The exercise asks you to copy every line below in which "mortality" appears.
▶
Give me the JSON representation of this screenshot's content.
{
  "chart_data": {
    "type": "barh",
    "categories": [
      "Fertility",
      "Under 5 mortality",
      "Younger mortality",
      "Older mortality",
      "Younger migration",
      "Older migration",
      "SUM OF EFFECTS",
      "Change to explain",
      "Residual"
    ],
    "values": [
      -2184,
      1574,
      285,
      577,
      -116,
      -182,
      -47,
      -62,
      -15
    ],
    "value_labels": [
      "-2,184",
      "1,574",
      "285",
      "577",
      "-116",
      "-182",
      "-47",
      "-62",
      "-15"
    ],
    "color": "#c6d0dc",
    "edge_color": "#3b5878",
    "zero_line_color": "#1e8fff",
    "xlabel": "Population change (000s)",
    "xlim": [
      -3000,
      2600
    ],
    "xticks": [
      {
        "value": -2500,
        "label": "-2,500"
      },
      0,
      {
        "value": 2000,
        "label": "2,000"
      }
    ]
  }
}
◀
• **Correct output**:
      "Under 5 mortality",
      "Younger mortality",
      "Older mortality",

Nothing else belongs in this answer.